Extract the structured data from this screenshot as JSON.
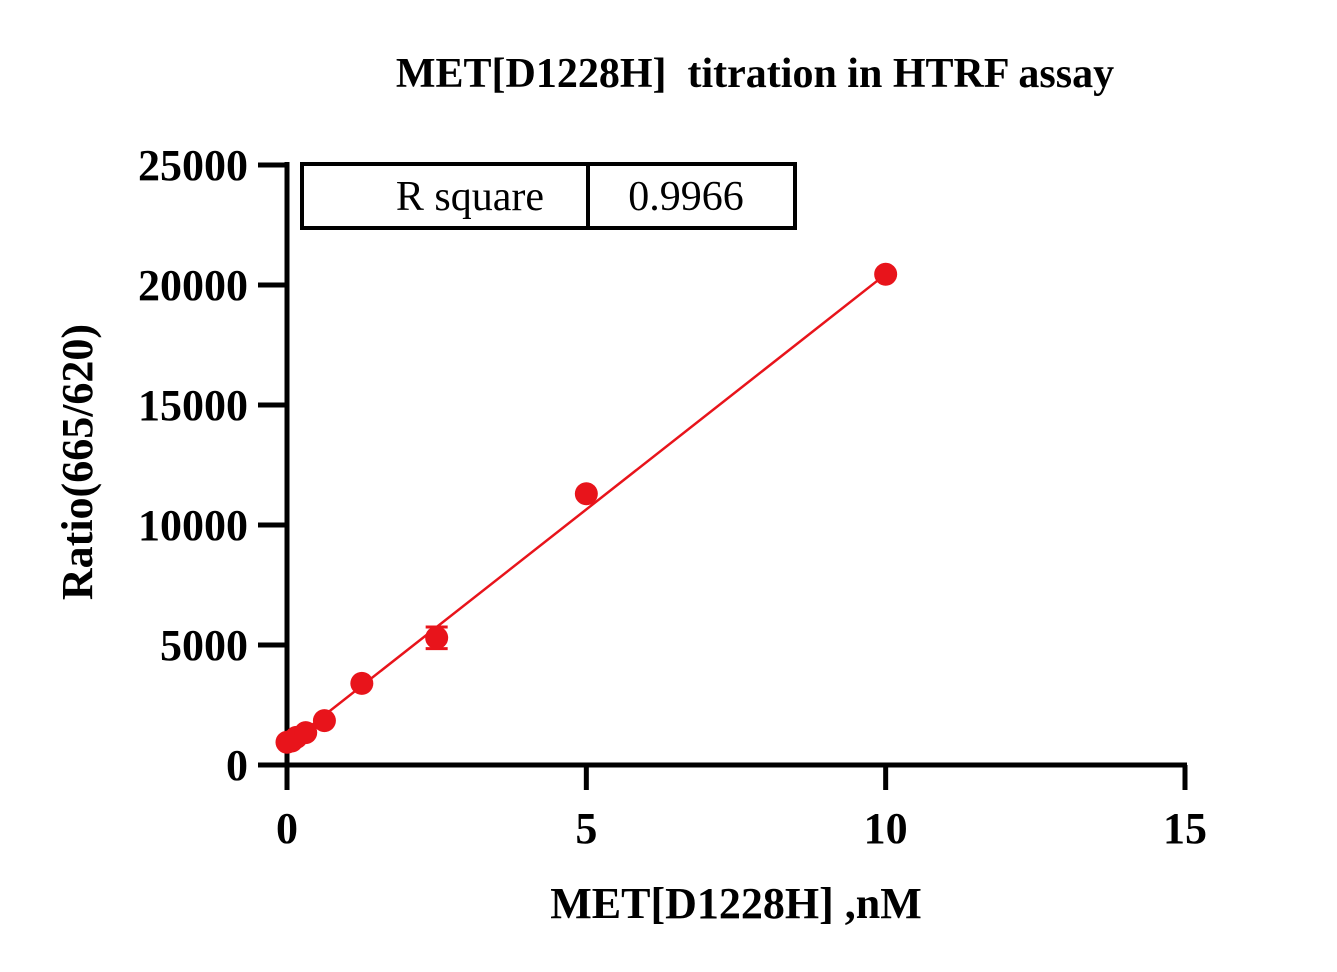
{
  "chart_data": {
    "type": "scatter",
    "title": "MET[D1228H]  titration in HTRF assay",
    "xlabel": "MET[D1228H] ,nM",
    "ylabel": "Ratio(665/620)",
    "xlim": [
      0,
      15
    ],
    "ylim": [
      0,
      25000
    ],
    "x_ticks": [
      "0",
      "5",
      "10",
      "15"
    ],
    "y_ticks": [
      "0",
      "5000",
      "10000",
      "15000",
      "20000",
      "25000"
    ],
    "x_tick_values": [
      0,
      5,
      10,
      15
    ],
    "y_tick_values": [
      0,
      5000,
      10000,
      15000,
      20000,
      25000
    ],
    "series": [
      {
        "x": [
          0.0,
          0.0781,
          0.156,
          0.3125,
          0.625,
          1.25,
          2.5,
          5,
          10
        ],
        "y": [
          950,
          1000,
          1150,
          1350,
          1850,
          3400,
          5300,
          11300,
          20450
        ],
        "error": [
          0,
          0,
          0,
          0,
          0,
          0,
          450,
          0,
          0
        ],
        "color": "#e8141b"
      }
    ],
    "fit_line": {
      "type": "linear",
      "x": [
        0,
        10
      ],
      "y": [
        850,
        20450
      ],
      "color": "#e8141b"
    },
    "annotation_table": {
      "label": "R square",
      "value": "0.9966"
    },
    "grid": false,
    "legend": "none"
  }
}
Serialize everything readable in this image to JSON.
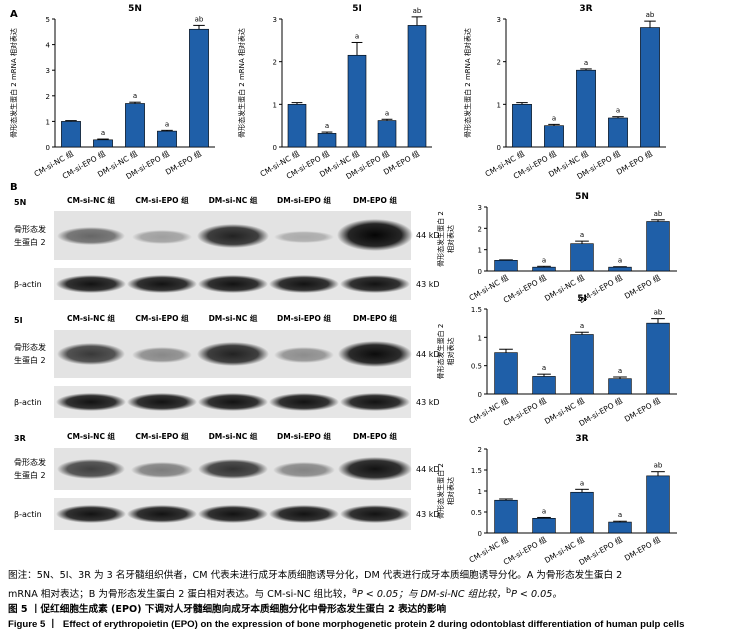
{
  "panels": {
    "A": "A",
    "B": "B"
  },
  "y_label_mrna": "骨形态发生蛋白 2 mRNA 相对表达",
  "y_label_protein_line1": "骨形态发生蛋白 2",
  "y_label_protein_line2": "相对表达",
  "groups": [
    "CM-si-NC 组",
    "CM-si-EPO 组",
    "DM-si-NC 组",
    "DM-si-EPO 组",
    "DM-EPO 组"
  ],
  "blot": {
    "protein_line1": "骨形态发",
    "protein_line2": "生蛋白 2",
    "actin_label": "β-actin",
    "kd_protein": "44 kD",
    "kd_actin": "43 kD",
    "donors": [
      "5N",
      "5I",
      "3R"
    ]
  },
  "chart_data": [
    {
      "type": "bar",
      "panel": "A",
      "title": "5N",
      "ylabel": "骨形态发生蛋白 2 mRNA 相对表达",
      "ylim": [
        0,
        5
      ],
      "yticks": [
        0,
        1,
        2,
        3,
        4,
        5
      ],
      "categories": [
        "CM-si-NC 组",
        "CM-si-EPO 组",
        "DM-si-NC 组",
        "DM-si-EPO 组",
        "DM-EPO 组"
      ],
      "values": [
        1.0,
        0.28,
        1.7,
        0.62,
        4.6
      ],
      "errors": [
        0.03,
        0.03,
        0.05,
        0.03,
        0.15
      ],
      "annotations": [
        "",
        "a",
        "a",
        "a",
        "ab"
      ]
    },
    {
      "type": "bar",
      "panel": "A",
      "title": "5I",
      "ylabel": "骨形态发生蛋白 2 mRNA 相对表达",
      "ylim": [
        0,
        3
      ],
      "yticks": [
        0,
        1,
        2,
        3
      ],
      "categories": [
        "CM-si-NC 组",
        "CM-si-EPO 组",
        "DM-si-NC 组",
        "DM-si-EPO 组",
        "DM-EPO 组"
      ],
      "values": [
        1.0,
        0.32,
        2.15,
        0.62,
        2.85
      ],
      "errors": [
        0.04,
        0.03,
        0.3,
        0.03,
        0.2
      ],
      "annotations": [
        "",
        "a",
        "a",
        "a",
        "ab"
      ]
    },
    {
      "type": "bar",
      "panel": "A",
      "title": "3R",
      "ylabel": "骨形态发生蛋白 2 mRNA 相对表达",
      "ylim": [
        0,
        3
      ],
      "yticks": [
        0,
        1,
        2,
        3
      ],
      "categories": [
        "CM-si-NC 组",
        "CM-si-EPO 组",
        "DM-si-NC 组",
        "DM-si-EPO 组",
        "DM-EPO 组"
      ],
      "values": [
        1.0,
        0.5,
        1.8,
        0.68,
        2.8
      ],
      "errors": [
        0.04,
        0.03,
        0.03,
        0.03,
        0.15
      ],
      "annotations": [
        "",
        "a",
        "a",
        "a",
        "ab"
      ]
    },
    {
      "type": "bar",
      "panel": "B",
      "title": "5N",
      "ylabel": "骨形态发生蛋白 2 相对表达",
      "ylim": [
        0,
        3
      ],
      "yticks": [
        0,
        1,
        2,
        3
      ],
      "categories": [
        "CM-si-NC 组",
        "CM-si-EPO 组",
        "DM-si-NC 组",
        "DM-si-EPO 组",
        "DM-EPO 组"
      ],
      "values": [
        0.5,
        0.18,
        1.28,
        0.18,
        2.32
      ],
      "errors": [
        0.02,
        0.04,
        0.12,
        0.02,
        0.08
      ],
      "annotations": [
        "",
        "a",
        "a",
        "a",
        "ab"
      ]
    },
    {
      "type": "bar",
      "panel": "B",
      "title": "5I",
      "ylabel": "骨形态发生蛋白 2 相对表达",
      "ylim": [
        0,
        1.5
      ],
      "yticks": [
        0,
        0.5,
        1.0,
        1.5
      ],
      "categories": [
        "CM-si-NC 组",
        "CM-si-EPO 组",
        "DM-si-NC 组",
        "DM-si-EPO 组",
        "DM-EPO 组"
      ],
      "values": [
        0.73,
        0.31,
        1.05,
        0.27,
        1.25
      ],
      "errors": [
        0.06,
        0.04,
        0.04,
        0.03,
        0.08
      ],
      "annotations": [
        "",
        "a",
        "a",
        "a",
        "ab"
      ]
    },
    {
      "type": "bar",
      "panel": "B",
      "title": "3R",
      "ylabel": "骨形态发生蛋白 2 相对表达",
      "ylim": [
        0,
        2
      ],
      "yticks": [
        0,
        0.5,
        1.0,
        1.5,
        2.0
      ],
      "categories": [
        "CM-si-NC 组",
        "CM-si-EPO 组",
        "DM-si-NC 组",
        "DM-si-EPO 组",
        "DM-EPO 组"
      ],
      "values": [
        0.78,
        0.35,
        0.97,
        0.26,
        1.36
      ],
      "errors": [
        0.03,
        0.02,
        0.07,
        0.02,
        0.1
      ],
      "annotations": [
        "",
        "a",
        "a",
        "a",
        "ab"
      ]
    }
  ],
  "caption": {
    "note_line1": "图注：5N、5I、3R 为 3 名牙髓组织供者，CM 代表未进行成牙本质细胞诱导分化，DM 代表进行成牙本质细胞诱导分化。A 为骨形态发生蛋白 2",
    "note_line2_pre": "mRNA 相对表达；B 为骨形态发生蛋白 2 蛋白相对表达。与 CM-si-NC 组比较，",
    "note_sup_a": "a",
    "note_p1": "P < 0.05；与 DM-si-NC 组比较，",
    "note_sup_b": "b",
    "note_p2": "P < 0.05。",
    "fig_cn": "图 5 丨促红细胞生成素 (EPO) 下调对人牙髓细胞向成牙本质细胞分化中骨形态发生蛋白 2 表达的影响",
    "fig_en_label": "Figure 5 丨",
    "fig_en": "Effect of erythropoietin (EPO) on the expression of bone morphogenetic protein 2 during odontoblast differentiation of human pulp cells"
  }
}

_ _ _ _ _ _ _

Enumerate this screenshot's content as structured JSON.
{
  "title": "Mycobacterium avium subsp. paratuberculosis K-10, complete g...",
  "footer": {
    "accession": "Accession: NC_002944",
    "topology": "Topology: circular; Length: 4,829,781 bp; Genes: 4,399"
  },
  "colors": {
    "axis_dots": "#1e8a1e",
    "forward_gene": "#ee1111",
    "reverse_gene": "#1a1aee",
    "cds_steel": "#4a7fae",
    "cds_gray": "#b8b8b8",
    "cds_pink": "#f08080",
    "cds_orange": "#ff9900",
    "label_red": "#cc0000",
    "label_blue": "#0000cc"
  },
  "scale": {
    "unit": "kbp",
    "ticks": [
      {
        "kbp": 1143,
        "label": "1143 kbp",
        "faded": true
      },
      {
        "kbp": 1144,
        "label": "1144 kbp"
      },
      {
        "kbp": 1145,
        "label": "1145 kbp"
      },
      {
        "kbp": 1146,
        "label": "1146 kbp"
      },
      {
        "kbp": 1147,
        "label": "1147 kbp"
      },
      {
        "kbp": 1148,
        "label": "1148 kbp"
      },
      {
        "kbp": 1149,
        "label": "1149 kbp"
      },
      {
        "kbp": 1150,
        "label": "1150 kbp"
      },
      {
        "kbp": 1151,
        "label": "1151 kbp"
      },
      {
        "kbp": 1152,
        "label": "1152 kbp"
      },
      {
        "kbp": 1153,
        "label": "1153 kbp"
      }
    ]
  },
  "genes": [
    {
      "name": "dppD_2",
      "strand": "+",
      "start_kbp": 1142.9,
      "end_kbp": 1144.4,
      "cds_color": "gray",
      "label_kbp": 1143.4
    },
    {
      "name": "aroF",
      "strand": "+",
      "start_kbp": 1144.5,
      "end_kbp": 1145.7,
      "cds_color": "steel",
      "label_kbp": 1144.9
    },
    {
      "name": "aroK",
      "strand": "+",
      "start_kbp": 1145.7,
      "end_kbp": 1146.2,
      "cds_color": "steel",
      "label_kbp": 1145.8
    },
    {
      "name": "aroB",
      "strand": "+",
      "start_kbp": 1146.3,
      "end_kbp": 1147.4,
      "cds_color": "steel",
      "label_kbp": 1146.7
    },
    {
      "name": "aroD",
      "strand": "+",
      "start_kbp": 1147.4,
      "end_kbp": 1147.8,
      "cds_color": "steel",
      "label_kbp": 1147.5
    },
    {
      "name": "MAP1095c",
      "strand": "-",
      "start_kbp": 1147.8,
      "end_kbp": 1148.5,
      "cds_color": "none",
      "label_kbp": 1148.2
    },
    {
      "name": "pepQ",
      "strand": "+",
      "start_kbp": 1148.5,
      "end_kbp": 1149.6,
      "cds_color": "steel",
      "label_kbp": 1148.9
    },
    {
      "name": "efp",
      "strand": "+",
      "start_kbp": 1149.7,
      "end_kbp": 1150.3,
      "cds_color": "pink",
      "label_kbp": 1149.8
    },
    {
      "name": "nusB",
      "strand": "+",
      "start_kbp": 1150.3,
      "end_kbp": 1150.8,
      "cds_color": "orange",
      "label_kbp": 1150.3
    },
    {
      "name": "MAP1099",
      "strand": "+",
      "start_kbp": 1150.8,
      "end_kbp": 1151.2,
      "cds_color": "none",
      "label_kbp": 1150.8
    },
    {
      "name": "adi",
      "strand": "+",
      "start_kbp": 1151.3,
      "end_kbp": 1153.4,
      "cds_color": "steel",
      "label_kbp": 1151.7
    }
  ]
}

_ _ _ _ _ _ _

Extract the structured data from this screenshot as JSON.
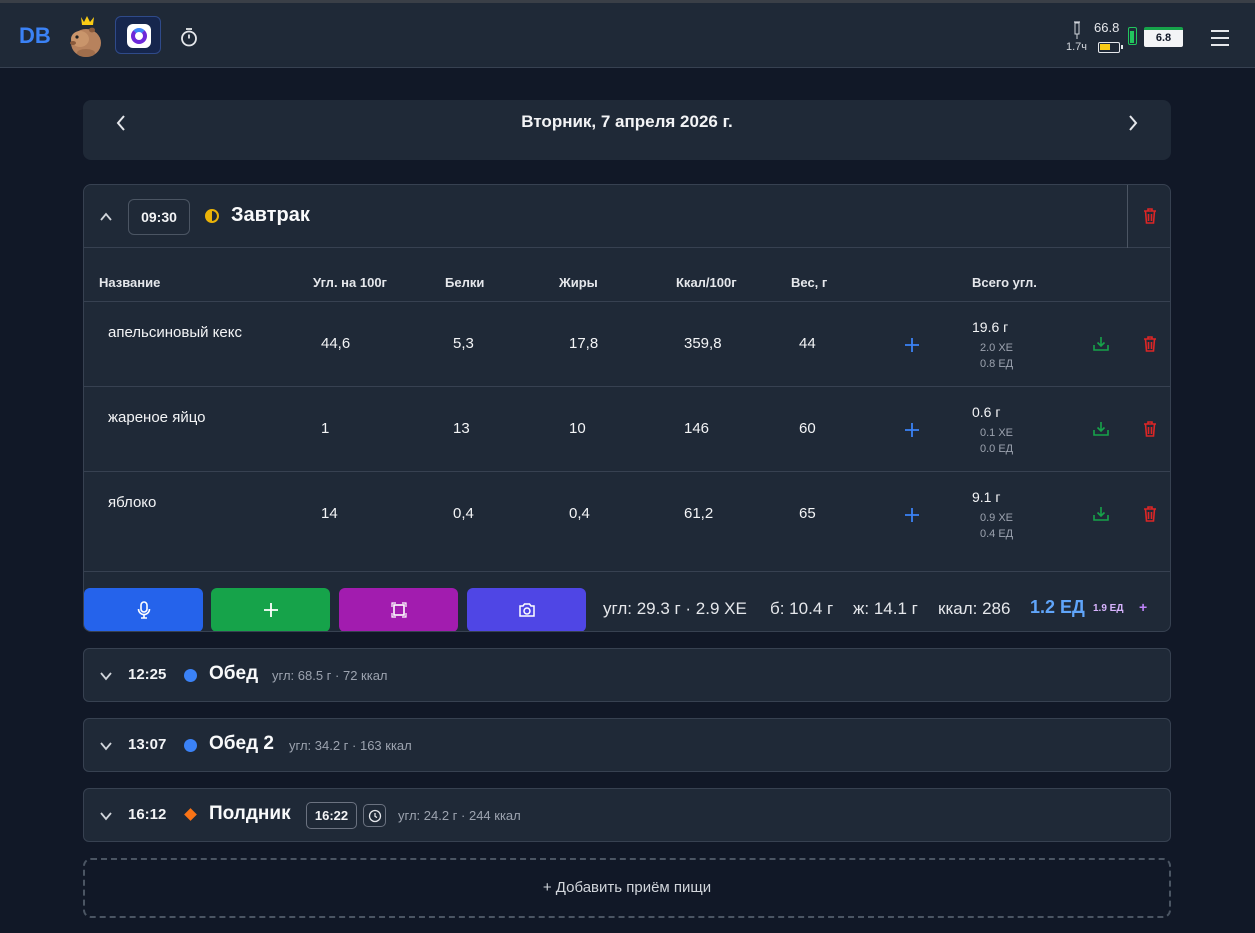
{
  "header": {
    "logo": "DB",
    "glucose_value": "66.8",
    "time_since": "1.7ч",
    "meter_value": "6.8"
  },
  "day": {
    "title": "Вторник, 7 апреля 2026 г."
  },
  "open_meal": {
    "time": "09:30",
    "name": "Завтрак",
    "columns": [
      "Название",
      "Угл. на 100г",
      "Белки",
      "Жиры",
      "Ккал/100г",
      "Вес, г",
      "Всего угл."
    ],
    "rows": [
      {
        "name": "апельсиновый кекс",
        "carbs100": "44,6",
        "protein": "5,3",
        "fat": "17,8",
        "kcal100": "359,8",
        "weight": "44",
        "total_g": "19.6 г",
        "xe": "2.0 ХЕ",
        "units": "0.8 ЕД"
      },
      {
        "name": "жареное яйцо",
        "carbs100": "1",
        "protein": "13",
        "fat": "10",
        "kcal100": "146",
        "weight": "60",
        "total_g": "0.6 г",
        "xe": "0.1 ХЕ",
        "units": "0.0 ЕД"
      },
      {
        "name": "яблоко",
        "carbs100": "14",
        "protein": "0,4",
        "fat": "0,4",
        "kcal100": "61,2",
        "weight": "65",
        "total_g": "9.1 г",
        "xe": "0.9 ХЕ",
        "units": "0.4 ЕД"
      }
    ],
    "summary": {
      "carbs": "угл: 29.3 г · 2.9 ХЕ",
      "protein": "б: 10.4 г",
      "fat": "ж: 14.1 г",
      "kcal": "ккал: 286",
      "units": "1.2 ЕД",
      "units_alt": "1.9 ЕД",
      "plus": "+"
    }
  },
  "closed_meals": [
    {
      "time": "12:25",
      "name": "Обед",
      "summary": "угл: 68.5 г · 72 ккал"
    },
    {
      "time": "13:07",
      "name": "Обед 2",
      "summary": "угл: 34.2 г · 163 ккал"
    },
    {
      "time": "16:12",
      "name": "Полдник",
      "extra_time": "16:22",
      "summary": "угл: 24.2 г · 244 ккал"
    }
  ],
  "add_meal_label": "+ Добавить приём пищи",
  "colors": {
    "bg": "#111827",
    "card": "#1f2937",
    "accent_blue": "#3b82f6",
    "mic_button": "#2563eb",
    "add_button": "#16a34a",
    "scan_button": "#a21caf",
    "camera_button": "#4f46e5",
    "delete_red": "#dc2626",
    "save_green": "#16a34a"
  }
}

_ _ _ _ _ _ _

### Task details:
This task calls for each line of the material that contains "为骨形态发生蛋白".

### Task result:
    "note_line1": "图注：5N、5I、3R 为 3 名牙髓组织供者，CM 代表未进行成牙本质细胞诱导分化，DM 代表进行成牙本质细胞诱导分化。A 为骨形态发生蛋白 2",
    "note_line2_pre": "mRNA 相对表达；B 为骨形态发生蛋白 2 蛋白相对表达。与 CM-si-NC 组比较，",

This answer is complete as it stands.